- Required task -
Please copy out the lines between the one holding "What elements are" and the one holding "close-icon[interactable]: × [325, 35, 334, 50]", both included, exactly as they appear.
+++ Items
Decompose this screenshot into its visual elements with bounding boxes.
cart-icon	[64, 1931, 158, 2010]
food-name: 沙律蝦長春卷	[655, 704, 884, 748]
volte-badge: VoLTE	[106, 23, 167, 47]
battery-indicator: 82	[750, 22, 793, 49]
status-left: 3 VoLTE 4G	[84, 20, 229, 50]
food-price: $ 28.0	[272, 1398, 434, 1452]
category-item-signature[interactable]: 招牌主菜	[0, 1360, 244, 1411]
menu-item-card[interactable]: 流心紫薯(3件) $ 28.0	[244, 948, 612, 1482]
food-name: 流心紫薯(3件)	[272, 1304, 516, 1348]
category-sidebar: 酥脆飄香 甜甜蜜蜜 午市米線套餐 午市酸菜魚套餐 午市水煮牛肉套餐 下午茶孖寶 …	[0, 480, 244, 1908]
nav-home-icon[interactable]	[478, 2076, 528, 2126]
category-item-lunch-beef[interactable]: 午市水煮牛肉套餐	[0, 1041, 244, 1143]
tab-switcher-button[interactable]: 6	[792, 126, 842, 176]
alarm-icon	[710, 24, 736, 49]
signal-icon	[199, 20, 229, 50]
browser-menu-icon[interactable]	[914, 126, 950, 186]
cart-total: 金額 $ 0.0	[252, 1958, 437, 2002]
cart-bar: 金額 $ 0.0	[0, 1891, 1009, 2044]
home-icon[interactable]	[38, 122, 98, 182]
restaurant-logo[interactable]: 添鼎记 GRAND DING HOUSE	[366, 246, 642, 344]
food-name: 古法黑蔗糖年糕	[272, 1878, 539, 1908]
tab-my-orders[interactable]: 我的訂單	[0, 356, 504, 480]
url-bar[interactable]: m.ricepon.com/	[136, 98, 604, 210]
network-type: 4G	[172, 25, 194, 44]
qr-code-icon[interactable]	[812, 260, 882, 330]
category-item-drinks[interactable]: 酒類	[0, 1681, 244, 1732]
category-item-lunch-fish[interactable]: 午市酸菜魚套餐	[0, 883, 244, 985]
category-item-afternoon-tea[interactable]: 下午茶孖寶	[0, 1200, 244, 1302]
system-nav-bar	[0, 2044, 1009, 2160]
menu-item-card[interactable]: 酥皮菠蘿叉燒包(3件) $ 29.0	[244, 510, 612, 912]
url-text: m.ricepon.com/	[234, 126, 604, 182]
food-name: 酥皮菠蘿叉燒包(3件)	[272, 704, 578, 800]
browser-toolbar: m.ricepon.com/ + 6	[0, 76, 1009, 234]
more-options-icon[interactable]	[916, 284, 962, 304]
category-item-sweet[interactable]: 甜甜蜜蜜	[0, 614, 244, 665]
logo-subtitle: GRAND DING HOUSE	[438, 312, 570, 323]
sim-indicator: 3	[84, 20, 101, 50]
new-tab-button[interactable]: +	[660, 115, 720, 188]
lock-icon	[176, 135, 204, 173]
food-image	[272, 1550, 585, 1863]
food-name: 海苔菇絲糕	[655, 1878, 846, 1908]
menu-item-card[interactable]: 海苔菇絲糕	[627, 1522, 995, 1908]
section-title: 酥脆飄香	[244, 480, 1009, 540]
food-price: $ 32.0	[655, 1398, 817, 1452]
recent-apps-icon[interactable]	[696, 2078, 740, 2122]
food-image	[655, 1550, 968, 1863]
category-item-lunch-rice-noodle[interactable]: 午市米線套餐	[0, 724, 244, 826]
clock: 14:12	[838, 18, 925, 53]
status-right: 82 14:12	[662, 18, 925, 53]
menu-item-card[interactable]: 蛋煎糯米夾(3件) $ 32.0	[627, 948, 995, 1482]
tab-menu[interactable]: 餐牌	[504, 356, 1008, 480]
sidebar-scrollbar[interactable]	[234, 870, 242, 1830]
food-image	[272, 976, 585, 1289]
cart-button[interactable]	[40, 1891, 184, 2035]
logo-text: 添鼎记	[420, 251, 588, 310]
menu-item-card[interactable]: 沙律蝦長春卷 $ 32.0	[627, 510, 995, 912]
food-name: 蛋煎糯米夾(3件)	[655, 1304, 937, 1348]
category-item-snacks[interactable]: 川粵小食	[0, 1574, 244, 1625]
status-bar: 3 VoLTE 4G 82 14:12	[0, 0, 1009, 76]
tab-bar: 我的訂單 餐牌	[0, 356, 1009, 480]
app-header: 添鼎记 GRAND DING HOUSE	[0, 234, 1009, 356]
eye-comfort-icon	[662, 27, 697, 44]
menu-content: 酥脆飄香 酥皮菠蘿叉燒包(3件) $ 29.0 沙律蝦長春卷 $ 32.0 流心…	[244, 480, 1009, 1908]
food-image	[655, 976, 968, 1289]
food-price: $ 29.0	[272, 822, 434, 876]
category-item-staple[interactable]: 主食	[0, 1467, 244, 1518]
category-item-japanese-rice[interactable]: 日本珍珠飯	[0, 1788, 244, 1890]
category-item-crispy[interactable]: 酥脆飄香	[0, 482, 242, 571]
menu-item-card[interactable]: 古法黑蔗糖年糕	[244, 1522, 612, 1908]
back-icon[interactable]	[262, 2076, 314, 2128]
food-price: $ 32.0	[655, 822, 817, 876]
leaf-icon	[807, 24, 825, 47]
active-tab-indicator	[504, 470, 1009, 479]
++++++
+++ Items
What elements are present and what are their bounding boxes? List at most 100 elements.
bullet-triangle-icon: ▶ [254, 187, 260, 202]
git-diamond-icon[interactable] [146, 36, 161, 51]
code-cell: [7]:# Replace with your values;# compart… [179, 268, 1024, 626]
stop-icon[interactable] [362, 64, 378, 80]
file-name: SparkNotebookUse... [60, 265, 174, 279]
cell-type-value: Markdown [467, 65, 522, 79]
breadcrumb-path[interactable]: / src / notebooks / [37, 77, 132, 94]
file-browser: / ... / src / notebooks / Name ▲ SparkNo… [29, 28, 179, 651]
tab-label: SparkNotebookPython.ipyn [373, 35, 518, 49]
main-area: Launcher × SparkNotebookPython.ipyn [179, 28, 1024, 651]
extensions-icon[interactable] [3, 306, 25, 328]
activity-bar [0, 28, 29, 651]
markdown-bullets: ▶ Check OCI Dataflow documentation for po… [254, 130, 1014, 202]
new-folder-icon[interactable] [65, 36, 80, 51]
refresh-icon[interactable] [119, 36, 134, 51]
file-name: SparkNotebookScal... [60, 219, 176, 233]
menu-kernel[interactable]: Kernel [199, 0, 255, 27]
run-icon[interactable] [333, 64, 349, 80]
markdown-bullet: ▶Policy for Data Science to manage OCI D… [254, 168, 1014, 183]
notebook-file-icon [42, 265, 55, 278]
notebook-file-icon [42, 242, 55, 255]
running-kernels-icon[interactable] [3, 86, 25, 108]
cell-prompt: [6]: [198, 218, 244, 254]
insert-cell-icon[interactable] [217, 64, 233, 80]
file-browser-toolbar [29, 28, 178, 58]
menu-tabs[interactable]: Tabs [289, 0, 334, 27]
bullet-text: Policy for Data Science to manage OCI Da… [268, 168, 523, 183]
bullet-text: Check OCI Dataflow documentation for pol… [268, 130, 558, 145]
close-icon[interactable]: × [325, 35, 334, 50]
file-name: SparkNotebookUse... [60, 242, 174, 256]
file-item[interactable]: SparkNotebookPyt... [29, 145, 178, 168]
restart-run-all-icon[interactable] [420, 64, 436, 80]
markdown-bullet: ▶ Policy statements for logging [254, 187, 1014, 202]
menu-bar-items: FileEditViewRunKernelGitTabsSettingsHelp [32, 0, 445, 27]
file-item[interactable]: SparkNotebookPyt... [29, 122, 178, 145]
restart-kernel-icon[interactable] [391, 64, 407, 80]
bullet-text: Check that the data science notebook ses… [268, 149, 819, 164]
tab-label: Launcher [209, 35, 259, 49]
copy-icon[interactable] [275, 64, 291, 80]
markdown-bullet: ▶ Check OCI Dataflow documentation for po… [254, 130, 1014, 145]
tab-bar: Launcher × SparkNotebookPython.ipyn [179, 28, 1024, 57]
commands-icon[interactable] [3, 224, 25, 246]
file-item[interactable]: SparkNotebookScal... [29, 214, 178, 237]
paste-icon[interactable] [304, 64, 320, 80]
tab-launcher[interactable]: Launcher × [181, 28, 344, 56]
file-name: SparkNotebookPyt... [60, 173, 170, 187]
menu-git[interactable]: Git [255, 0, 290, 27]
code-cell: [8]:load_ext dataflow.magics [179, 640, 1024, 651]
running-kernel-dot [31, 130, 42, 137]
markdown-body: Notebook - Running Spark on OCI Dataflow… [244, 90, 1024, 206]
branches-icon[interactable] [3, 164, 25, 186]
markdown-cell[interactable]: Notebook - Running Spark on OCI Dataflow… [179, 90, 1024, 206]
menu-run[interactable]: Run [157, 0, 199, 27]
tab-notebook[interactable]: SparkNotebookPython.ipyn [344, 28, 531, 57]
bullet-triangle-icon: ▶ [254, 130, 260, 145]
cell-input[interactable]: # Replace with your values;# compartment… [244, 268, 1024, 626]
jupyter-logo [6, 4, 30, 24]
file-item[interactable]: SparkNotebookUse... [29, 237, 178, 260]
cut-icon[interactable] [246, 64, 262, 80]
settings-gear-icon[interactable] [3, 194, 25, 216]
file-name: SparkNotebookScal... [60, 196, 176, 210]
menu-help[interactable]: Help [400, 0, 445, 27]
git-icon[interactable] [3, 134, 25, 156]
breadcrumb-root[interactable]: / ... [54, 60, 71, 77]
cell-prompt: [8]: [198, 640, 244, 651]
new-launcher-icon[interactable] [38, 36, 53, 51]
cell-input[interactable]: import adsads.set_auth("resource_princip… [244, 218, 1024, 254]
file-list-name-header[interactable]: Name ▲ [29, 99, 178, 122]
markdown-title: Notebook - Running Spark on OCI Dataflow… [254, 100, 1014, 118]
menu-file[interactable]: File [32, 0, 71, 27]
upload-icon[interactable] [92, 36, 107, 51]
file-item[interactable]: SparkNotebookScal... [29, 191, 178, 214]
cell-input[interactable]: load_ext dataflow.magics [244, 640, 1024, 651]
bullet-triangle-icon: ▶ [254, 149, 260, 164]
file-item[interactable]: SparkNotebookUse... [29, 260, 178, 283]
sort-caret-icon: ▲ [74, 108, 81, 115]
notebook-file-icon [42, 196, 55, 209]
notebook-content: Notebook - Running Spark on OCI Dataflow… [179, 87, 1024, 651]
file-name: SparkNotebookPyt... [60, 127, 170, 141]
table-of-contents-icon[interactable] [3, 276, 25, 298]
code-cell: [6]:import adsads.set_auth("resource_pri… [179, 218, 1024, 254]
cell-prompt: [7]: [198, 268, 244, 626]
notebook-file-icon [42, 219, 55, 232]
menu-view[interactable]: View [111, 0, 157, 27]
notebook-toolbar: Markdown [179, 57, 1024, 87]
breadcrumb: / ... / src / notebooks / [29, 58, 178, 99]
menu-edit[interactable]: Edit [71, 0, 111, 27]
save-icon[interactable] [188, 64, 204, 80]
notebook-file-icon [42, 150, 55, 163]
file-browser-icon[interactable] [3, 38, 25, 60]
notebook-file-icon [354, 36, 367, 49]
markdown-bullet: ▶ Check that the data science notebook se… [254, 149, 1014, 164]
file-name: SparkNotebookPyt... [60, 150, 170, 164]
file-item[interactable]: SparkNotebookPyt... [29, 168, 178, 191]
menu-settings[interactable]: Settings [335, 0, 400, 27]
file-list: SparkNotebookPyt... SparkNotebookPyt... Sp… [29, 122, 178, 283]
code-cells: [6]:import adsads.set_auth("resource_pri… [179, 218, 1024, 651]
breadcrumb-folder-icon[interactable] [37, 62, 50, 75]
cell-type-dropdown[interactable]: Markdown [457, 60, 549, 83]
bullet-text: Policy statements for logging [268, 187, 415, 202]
++++++
- Result of this exercise -
What elements are present and what are their bounding boxes? List at most 100 elements.
bullet-triangle-icon: ▶ [254, 187, 260, 202]
git-diamond-icon[interactable] [146, 36, 161, 51]
code-cell: [7]:# Replace with your values;# compart… [179, 268, 1024, 626]
stop-icon[interactable] [362, 64, 378, 80]
file-name: SparkNotebookUse... [60, 265, 174, 279]
cell-type-value: Markdown [467, 65, 522, 79]
breadcrumb-path[interactable]: / src / notebooks / [37, 77, 132, 94]
file-browser: / ... / src / notebooks / Name ▲ SparkNo… [29, 28, 179, 651]
tab-label: SparkNotebookPython.ipyn [373, 35, 518, 49]
main-area: Launcher × SparkNotebookPython.ipyn [179, 28, 1024, 651]
extensions-icon[interactable] [3, 306, 25, 328]
activity-bar [0, 28, 29, 651]
markdown-bullets: ▶ Check OCI Dataflow documentation for po… [254, 130, 1014, 202]
new-folder-icon[interactable] [65, 36, 80, 51]
refresh-icon[interactable] [119, 36, 134, 51]
file-name: SparkNotebookScal... [60, 219, 176, 233]
menu-kernel[interactable]: Kernel [199, 0, 255, 27]
run-icon[interactable] [333, 64, 349, 80]
markdown-bullet: ▶Policy for Data Science to manage OCI D… [254, 168, 1014, 183]
notebook-file-icon [42, 265, 55, 278]
notebook-file-icon [42, 242, 55, 255]
running-kernels-icon[interactable] [3, 86, 25, 108]
cell-prompt: [6]: [198, 218, 244, 254]
insert-cell-icon[interactable] [217, 64, 233, 80]
file-browser-toolbar [29, 28, 178, 58]
menu-tabs[interactable]: Tabs [289, 0, 334, 27]
bullet-text: Policy for Data Science to manage OCI Da… [268, 168, 523, 183]
bullet-text: Check OCI Dataflow documentation for pol… [268, 130, 558, 145]
close-icon[interactable]: × [325, 35, 334, 50]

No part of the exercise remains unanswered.